--- Start ---

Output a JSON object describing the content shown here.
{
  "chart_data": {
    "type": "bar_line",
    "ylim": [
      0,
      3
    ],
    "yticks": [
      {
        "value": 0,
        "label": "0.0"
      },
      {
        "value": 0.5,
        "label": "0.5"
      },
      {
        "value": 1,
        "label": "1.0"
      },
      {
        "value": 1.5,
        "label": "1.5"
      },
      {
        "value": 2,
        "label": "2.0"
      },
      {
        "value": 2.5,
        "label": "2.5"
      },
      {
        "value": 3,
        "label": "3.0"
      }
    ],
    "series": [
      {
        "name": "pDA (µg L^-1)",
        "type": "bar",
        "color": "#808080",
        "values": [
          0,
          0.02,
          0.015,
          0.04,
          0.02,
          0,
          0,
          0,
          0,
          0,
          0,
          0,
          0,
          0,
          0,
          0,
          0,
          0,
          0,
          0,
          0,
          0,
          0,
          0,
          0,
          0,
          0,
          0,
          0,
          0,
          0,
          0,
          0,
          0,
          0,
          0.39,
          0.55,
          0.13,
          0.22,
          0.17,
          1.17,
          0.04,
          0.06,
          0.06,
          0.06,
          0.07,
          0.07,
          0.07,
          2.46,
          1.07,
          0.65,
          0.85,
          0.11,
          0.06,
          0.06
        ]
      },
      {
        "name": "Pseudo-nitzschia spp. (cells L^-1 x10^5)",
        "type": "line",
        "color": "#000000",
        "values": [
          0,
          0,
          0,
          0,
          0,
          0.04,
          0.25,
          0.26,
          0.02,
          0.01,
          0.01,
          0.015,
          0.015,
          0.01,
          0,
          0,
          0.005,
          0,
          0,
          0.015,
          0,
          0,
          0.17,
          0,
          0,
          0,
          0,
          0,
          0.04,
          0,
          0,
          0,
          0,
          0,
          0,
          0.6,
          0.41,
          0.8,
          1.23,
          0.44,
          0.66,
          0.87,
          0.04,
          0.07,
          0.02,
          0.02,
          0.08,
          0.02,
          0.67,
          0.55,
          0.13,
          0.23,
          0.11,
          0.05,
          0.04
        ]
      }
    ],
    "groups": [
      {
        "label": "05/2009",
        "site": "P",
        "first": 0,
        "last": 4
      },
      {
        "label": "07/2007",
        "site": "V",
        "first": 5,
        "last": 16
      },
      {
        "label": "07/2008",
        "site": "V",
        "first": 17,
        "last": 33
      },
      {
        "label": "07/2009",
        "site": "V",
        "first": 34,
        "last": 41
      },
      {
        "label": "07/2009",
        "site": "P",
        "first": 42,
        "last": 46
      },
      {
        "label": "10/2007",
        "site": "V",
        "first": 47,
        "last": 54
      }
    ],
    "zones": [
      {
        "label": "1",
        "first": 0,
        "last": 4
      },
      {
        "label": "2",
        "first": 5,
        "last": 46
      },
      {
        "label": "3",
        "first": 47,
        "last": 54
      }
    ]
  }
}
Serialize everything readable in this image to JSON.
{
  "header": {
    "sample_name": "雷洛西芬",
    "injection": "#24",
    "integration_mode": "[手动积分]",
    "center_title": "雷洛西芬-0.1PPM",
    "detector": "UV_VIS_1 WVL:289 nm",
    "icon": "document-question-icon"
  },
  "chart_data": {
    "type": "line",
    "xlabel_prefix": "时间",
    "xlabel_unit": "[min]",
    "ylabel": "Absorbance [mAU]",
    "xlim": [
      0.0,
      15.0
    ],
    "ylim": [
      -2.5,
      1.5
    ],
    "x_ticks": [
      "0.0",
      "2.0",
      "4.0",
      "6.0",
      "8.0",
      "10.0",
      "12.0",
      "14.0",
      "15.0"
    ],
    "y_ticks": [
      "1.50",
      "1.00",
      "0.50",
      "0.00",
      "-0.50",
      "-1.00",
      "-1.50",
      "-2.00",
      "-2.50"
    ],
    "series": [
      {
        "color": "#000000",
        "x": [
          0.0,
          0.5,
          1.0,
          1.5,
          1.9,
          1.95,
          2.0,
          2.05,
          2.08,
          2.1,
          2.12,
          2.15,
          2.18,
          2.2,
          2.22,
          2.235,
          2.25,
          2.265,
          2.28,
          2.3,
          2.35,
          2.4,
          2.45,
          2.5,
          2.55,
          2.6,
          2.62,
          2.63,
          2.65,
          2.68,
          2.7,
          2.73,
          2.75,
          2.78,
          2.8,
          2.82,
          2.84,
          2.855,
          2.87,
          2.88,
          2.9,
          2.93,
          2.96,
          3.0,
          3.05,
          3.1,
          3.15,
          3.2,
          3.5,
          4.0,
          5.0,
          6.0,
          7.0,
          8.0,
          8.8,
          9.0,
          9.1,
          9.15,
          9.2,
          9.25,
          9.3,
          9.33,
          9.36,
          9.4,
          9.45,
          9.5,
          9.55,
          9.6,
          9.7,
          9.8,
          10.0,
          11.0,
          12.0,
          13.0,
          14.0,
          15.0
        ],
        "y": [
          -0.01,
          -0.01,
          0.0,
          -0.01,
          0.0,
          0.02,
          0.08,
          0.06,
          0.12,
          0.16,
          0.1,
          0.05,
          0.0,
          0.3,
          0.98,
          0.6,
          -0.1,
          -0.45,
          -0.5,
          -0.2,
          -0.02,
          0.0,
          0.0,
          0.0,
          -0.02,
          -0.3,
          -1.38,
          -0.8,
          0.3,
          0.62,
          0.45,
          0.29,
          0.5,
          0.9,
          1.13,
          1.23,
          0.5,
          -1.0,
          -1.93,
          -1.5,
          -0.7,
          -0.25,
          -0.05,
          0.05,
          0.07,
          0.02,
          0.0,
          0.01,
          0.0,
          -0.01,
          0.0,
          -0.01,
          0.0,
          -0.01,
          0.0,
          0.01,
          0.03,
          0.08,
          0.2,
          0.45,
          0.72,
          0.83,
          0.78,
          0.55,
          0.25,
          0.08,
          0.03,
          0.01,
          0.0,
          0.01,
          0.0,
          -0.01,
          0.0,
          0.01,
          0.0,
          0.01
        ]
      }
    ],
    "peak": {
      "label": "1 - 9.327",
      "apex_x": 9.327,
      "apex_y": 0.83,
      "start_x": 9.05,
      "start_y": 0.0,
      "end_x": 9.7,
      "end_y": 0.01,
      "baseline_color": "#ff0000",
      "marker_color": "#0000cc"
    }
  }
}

--- End ---

▸ SHORT TASK
Identify every line holding the word "JSON" and copy it out.

▸ WORKED SOLUTION
Output a JSON object describing the content shown here.
Serialize everything readable in this image to JSON.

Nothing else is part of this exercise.